Hunt for the word "области" across the entries below, copying each line that holds it.
## Begin Data for the task
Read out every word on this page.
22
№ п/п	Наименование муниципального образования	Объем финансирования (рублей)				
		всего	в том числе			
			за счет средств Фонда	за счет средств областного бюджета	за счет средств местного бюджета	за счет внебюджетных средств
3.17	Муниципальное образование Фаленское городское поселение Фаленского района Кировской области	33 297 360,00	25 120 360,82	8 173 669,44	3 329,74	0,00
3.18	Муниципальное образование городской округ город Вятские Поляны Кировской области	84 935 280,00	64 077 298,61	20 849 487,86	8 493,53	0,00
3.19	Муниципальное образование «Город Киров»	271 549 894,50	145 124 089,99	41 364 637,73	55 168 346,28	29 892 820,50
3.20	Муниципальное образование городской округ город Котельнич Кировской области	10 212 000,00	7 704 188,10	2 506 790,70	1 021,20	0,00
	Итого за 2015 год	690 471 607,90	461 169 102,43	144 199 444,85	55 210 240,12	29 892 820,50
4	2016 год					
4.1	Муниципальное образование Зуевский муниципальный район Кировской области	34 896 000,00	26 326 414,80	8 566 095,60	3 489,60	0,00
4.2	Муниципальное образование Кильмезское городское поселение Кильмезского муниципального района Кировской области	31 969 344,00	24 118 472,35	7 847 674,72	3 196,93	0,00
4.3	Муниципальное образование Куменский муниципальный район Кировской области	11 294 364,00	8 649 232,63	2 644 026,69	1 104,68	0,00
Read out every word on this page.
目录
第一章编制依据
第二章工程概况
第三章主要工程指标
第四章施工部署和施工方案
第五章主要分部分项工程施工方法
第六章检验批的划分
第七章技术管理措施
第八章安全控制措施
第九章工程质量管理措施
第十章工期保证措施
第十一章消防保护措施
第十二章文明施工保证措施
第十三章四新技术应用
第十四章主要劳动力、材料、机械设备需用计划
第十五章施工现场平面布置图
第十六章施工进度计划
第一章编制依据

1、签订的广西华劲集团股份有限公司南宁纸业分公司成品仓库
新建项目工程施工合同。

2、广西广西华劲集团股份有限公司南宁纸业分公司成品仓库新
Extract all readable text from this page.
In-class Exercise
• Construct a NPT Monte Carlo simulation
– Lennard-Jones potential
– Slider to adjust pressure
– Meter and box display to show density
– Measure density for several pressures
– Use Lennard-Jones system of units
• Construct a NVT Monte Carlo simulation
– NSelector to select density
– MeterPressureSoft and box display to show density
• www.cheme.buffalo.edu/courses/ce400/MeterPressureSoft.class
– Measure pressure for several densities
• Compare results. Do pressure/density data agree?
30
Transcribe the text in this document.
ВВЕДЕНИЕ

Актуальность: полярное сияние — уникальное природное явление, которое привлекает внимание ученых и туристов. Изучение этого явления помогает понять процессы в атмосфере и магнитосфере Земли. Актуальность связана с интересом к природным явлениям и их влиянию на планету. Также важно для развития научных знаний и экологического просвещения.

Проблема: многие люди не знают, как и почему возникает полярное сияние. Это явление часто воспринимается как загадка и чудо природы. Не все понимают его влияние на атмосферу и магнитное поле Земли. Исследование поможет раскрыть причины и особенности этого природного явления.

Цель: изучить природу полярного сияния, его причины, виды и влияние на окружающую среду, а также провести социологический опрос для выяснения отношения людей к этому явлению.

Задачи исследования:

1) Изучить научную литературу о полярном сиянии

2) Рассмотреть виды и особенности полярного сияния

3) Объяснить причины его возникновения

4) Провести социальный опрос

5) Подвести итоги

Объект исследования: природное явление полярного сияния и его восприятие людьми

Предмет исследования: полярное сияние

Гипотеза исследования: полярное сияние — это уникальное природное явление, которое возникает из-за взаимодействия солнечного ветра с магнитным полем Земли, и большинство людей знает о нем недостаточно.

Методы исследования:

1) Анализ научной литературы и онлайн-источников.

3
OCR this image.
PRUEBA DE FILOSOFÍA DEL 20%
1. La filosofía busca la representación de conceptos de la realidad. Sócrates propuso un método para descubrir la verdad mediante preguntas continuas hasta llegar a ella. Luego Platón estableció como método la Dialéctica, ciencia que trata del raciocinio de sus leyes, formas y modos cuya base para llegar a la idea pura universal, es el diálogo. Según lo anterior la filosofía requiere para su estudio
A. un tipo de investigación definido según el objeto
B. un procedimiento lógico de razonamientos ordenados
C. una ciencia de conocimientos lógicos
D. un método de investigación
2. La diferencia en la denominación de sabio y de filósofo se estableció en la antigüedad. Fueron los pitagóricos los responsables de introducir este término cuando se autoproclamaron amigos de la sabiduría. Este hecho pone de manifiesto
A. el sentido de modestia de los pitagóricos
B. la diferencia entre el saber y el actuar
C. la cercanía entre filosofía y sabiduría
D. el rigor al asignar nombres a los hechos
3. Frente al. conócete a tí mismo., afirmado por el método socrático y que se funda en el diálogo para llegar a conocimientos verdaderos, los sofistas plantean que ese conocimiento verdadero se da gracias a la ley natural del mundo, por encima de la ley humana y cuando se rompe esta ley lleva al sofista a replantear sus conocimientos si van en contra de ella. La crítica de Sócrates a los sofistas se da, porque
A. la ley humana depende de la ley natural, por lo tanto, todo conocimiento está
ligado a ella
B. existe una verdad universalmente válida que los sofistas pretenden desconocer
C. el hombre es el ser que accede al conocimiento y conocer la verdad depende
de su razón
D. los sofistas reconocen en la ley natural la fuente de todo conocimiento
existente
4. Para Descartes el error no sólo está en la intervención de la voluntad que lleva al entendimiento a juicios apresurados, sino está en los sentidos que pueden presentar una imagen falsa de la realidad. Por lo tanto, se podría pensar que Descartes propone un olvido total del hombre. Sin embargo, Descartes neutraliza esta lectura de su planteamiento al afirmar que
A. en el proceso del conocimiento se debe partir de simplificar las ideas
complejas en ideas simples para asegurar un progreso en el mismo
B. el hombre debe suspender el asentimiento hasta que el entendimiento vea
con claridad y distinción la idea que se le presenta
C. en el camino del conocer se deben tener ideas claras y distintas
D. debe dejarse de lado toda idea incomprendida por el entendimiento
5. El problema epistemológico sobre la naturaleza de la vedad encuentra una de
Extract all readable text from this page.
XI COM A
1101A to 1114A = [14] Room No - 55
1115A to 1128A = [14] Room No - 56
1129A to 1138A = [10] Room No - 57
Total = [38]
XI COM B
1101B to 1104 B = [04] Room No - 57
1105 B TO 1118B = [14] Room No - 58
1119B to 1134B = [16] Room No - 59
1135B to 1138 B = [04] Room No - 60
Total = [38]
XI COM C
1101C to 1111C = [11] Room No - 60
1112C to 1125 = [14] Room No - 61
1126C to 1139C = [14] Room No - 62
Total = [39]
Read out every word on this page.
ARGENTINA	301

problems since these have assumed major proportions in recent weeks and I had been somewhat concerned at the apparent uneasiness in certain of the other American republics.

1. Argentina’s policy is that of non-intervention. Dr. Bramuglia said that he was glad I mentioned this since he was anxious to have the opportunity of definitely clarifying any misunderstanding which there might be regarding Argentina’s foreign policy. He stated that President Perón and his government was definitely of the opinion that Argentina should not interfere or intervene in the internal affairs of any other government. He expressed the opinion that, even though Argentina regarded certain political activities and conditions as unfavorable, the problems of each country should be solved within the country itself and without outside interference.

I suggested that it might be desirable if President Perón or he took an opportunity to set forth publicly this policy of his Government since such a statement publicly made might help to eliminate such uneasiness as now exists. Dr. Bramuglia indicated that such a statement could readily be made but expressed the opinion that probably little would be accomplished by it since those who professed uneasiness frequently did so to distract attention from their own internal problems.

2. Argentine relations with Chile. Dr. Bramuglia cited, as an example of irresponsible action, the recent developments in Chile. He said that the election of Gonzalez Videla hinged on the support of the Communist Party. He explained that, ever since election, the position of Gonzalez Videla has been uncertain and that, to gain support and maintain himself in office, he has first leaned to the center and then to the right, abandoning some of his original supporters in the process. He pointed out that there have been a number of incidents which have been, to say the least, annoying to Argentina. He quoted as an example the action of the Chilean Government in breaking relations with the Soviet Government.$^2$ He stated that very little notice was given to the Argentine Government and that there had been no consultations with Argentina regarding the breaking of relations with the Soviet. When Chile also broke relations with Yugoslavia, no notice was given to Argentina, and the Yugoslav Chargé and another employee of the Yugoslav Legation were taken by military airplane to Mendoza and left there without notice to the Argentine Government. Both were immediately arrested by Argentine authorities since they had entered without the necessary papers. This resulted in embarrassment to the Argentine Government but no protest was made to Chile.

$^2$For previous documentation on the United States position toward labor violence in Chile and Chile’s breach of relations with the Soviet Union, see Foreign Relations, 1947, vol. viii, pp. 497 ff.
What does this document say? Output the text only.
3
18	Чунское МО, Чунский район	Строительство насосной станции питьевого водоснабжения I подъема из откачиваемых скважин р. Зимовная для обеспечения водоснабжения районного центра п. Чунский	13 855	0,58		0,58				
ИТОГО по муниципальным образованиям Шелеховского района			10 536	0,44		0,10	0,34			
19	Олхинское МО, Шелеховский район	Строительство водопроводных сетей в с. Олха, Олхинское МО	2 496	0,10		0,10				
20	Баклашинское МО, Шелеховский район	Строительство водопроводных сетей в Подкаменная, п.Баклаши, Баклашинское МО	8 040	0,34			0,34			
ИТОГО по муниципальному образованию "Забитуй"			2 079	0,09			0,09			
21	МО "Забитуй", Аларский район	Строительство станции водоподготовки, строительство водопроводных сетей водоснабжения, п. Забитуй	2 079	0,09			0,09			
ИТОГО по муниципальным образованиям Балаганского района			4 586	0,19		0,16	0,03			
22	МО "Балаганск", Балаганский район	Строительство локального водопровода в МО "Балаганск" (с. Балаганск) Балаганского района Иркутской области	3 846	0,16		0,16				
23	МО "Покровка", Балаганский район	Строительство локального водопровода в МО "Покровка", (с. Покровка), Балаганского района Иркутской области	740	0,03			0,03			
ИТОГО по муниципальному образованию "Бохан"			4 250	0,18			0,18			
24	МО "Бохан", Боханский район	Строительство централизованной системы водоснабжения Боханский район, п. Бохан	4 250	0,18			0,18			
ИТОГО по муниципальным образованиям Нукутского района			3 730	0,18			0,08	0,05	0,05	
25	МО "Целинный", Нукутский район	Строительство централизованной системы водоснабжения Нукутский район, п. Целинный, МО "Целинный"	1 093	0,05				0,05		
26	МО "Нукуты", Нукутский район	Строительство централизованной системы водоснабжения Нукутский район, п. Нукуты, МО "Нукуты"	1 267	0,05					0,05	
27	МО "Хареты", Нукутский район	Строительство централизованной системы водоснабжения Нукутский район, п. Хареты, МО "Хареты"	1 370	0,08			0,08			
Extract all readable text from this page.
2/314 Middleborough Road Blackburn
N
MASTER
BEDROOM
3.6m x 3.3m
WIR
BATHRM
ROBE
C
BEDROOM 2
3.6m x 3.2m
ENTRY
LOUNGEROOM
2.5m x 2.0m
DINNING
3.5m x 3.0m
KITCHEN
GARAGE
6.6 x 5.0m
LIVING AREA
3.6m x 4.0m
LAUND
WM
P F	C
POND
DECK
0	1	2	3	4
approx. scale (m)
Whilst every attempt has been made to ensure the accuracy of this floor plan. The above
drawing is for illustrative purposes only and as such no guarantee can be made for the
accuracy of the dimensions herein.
## End Data for the task
# Solution to this task:
3.17	Муниципальное образование Фаленское городское поселение Фаленского района Кировской области	33 297 360,00	25 120 360,82	8 173 669,44	3 329,74	0,00
3.18	Муниципальное образование городской округ город Вятские Поляны Кировской области	84 935 280,00	64 077 298,61	20 849 487,86	8 493,53	0,00
3.20	Муниципальное образование городской округ город Котельнич Кировской области	10 212 000,00	7 704 188,10	2 506 790,70	1 021,20	0,00
4.1	Муниципальное образование Зуевский муниципальный район Кировской области	34 896 000,00	26 326 414,80	8 566 095,60	3 489,60	0,00
4.2	Муниципальное образование Кильмезское городское поселение Кильмезского муниципального района Кировской области	31 969 344,00	24 118 472,35	7 847 674,72	3 196,93	0,00
4.3	Муниципальное образование Куменский муниципальный район Кировской области	11 294 364,00	8 649 232,63	2 644 026,69	1 104,68	0,00
22	МО "Балаганск", Балаганский район	Строительство локального водопровода в МО "Балаганск" (с. Балаганск) Балаганского района Иркутской области	3 846	0,16		0,16				
23	МО "Покровка", Балаганский район	Строительство локального водопровода в МО "Покровка", (с. Покровка), Балаганского района Иркутской области	740	0,03			0,03			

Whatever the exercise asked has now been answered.